Data provided:

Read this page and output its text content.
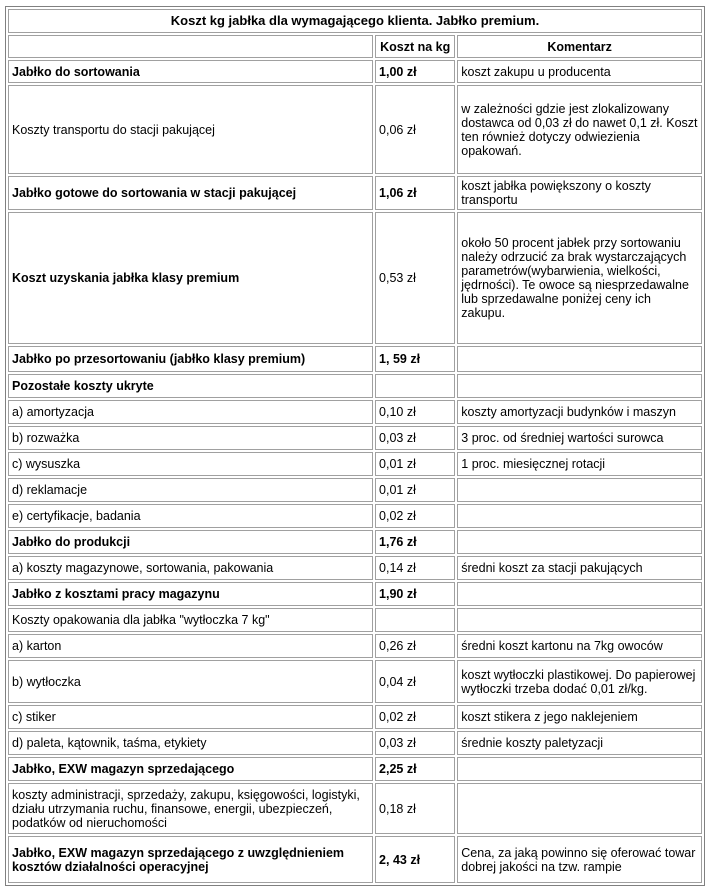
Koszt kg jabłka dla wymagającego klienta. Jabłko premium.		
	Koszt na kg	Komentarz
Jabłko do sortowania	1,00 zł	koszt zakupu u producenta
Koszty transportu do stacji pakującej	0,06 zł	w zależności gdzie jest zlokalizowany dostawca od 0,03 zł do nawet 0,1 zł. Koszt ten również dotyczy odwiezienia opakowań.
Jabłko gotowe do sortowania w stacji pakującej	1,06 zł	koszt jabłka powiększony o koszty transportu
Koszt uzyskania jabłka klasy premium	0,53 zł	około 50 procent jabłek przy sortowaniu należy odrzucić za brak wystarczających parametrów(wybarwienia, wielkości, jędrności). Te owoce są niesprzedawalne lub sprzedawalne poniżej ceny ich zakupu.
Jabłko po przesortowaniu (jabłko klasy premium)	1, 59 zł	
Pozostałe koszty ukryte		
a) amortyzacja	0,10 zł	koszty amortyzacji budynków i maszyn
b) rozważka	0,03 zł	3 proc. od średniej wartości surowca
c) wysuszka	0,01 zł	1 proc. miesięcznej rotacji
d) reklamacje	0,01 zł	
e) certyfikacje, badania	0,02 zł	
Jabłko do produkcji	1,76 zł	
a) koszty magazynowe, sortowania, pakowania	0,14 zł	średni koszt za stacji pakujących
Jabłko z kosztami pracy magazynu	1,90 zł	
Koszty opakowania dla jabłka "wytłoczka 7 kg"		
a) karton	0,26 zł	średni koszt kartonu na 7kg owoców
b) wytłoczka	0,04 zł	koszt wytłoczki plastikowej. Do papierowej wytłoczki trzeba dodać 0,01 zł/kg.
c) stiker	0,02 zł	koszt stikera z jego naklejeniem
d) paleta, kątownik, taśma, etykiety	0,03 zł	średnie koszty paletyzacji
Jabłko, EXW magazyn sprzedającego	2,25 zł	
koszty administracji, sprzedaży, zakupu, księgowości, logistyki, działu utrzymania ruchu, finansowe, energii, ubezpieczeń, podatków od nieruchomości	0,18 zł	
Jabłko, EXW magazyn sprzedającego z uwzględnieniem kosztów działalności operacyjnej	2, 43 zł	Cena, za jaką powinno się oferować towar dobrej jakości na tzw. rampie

Exercise requirements:
All the records need to be repeated exactly, with the images dropped.

Task output:
Read this page and output its text content.
Koszt kg jabłka dla wymagającego klienta. Jabłko premium.		
	Koszt na kg	Komentarz
Jabłko do sortowania	1,00 zł	koszt zakupu u producenta
Koszty transportu do stacji pakującej	0,06 zł	w zależności gdzie jest zlokalizowany dostawca od 0,03 zł do nawet 0,1 zł. Koszt ten również dotyczy odwiezienia opakowań.
Jabłko gotowe do sortowania w stacji pakującej	1,06 zł	koszt jabłka powiększony o koszty transportu
Koszt uzyskania jabłka klasy premium	0,53 zł	około 50 procent jabłek przy sortowaniu należy odrzucić za brak wystarczających parametrów(wybarwienia, wielkości, jędrności). Te owoce są niesprzedawalne lub sprzedawalne poniżej ceny ich zakupu.
Jabłko po przesortowaniu (jabłko klasy premium)	1, 59 zł	
Pozostałe koszty ukryte		
a) amortyzacja	0,10 zł	koszty amortyzacji budynków i maszyn
b) rozważka	0,03 zł	3 proc. od średniej wartości surowca
c) wysuszka	0,01 zł	1 proc. miesięcznej rotacji
d) reklamacje	0,01 zł	
e) certyfikacje, badania	0,02 zł	
Jabłko do produkcji	1,76 zł	
a) koszty magazynowe, sortowania, pakowania	0,14 zł	średni koszt za stacji pakujących
Jabłko z kosztami pracy magazynu	1,90 zł	
Koszty opakowania dla jabłka "wytłoczka 7 kg"		
a) karton	0,26 zł	średni koszt kartonu na 7kg owoców
b) wytłoczka	0,04 zł	koszt wytłoczki plastikowej. Do papierowej wytłoczki trzeba dodać 0,01 zł/kg.
c) stiker	0,02 zł	koszt stikera z jego naklejeniem
d) paleta, kątownik, taśma, etykiety	0,03 zł	średnie koszty paletyzacji
Jabłko, EXW magazyn sprzedającego	2,25 zł	
koszty administracji, sprzedaży, zakupu, księgowości, logistyki, działu utrzymania ruchu, finansowe, energii, ubezpieczeń, podatków od nieruchomości	0,18 zł	
Jabłko, EXW magazyn sprzedającego z uwzględnieniem kosztów działalności operacyjnej	2, 43 zł	Cena, za jaką powinno się oferować towar dobrej jakości na tzw. rampie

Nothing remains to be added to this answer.